**STATED TASK:** Filter these entries, keeping only lines that hold the word "this".

**INFORMATION GIVEN:**
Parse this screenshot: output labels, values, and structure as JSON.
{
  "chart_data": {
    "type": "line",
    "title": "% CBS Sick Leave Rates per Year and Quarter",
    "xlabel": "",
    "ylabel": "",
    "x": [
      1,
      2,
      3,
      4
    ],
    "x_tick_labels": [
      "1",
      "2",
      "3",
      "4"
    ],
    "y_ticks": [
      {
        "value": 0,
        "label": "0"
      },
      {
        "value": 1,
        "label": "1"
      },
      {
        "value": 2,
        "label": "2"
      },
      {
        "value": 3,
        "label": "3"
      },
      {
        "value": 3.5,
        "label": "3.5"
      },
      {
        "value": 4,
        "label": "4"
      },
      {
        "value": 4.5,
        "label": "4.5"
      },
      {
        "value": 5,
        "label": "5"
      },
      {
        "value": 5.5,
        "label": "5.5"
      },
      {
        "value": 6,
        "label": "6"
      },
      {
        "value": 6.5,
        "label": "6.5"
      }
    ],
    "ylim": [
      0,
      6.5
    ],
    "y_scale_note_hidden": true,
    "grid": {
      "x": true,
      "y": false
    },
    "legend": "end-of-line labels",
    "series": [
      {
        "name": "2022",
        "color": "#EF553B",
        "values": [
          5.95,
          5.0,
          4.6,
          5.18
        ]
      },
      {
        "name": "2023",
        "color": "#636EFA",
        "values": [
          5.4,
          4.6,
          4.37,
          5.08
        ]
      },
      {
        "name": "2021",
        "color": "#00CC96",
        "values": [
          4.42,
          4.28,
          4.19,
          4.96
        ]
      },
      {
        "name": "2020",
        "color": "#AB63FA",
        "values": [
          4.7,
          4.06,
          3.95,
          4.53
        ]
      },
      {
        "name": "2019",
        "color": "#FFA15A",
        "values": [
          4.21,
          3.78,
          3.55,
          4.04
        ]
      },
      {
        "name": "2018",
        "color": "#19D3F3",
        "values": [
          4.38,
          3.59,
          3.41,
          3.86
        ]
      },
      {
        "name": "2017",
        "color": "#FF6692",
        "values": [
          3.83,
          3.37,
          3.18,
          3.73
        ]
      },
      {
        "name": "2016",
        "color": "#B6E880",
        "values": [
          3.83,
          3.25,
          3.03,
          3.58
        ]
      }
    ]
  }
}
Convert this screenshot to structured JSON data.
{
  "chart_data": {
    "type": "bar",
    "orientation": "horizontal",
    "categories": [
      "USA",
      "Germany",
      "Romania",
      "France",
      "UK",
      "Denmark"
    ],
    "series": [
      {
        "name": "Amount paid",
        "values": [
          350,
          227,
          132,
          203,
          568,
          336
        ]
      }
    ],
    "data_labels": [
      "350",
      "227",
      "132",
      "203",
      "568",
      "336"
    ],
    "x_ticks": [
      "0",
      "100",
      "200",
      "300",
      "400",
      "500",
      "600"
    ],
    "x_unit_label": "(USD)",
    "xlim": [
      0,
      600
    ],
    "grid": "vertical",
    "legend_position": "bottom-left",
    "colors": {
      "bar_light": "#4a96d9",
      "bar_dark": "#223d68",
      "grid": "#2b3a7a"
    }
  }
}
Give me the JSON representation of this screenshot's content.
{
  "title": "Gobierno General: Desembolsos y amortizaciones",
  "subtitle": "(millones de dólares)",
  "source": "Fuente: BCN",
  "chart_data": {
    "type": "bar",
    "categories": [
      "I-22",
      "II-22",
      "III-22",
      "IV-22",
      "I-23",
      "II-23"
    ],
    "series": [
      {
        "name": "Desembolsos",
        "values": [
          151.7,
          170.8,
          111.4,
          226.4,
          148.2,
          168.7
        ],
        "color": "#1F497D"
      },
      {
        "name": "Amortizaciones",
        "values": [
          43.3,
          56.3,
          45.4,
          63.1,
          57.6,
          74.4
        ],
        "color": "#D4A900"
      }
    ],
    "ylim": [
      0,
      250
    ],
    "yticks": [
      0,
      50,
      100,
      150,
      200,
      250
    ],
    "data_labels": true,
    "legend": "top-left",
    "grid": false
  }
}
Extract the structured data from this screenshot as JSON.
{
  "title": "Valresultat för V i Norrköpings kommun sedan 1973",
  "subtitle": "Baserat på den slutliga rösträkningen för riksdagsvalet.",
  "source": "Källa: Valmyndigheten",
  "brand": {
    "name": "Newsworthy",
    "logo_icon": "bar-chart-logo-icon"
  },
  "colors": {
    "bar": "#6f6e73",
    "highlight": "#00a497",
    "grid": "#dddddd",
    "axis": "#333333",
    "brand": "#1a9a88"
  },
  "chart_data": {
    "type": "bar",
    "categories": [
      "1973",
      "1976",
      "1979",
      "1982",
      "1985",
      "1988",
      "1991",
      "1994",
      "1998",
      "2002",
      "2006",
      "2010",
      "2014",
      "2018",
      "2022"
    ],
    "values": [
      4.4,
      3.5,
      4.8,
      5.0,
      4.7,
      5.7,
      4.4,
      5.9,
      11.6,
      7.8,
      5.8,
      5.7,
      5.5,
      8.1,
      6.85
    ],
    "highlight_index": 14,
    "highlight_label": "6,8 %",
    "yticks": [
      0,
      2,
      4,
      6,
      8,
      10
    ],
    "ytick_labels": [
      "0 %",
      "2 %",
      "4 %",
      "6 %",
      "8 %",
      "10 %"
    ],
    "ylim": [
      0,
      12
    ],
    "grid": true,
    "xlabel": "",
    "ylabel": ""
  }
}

**ANSWER BELOW:**
Parse this screenshot: output labels, values, and structure as JSON.
Convert this screenshot to structured JSON data.
Give me the JSON representation of this screenshot's content.
Extract the structured data from this screenshot as JSON.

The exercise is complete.